(Dataset items)
---*---

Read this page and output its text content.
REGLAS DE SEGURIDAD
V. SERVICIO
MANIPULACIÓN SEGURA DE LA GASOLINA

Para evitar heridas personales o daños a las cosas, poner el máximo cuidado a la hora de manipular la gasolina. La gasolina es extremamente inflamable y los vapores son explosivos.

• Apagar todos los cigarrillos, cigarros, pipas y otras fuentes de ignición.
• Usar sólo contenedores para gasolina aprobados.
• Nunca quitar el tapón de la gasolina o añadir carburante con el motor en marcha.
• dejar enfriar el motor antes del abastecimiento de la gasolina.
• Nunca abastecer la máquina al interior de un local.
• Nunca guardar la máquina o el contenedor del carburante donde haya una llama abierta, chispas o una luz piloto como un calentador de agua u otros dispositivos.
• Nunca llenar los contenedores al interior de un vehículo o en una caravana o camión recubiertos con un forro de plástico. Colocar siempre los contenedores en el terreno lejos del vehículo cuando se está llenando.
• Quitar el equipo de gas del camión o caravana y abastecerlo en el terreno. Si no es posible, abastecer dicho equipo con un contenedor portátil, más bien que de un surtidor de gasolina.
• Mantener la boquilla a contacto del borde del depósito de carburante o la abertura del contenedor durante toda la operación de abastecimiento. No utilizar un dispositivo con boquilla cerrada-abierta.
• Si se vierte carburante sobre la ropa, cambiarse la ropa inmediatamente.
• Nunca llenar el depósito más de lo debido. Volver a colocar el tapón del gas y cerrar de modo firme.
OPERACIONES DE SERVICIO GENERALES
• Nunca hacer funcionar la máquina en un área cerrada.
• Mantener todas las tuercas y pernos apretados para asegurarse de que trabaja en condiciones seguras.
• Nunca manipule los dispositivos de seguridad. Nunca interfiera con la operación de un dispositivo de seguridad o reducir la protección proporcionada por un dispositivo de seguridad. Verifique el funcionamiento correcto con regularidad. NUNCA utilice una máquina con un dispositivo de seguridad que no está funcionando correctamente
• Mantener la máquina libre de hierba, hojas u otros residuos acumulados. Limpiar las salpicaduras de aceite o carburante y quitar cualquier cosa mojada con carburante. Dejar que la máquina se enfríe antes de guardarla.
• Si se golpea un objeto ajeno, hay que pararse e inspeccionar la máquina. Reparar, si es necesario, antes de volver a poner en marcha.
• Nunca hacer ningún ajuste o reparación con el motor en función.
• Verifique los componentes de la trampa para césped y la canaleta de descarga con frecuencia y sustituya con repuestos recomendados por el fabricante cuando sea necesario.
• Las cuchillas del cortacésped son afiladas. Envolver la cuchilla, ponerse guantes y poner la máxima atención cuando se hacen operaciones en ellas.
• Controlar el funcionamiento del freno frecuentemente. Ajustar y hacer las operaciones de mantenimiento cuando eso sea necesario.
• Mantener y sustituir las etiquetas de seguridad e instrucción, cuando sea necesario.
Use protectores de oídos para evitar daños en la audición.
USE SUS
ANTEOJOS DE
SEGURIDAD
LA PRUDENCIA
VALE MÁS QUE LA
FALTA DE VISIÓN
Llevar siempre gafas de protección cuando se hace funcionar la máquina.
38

---*---

* _Given task_
From the records, copy every line that has the string "SERVICIO" in it.

* _Reply to the exercise_
V. SERVICIO
OPERACIONES DE SERVICIO GENERALES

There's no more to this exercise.